▸ **STATED GOAL**:
Gather all lines in the data that hold the string "Generator".

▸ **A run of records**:
- - -
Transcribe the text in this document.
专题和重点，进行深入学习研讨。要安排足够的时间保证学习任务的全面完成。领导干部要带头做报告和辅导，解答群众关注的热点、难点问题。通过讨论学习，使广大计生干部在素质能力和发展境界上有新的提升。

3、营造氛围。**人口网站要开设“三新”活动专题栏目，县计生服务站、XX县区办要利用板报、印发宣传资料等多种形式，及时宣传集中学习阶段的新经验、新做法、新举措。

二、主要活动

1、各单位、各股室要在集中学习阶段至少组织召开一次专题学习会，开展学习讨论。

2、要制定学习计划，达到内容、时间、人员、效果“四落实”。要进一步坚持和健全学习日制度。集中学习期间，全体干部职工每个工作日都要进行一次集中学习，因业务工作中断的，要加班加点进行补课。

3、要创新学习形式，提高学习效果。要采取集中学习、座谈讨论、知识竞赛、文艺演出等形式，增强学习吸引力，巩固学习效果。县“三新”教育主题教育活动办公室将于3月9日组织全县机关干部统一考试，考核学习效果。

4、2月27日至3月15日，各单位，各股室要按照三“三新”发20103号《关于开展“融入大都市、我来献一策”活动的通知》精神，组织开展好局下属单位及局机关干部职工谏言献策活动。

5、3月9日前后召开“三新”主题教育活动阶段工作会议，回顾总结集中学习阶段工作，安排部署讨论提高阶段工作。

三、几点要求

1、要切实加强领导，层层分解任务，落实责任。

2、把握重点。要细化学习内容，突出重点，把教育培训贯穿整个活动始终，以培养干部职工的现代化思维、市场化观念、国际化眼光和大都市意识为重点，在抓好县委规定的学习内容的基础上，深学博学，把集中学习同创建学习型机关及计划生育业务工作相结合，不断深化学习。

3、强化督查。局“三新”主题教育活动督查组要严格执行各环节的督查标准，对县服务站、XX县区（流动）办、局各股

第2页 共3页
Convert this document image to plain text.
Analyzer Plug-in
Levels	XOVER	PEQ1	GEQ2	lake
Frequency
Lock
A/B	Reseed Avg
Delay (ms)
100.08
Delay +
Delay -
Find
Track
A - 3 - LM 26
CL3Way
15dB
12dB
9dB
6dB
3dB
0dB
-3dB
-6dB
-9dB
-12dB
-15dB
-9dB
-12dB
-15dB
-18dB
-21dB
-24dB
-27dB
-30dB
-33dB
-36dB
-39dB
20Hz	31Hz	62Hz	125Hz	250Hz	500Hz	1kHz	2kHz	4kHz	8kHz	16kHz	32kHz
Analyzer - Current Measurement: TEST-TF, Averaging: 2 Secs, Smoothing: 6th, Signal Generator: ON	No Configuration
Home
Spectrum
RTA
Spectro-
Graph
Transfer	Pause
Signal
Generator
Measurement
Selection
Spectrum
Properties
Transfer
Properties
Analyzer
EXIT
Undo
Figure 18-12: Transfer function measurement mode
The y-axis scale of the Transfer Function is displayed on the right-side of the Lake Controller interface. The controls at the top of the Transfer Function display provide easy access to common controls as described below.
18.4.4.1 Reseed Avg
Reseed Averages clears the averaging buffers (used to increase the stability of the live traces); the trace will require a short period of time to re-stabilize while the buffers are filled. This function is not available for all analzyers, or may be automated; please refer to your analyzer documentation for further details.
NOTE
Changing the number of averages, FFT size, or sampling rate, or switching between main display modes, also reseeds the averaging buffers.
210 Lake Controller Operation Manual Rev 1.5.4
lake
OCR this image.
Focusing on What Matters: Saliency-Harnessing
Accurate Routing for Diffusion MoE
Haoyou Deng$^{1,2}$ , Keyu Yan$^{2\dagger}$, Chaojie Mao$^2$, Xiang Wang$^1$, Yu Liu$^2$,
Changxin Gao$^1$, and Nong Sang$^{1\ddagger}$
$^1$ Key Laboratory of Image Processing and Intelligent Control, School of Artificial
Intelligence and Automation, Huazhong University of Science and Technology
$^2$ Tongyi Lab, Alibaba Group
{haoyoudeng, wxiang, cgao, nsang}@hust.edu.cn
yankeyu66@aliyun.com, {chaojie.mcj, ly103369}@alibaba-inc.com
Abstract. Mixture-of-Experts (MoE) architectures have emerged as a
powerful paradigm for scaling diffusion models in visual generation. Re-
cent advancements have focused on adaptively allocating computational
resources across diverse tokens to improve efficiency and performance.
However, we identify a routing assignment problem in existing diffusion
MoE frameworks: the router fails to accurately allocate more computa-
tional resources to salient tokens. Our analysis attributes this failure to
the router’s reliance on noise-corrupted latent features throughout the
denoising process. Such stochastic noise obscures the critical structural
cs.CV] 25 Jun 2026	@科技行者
- - -
▸ **PROBLEM SOLUTION**:
Analyzer - Current Measurement: TEST-TF, Averaging: 2 Secs, Smoothing: 6th, Signal Generator: ON	No Configuration
Generator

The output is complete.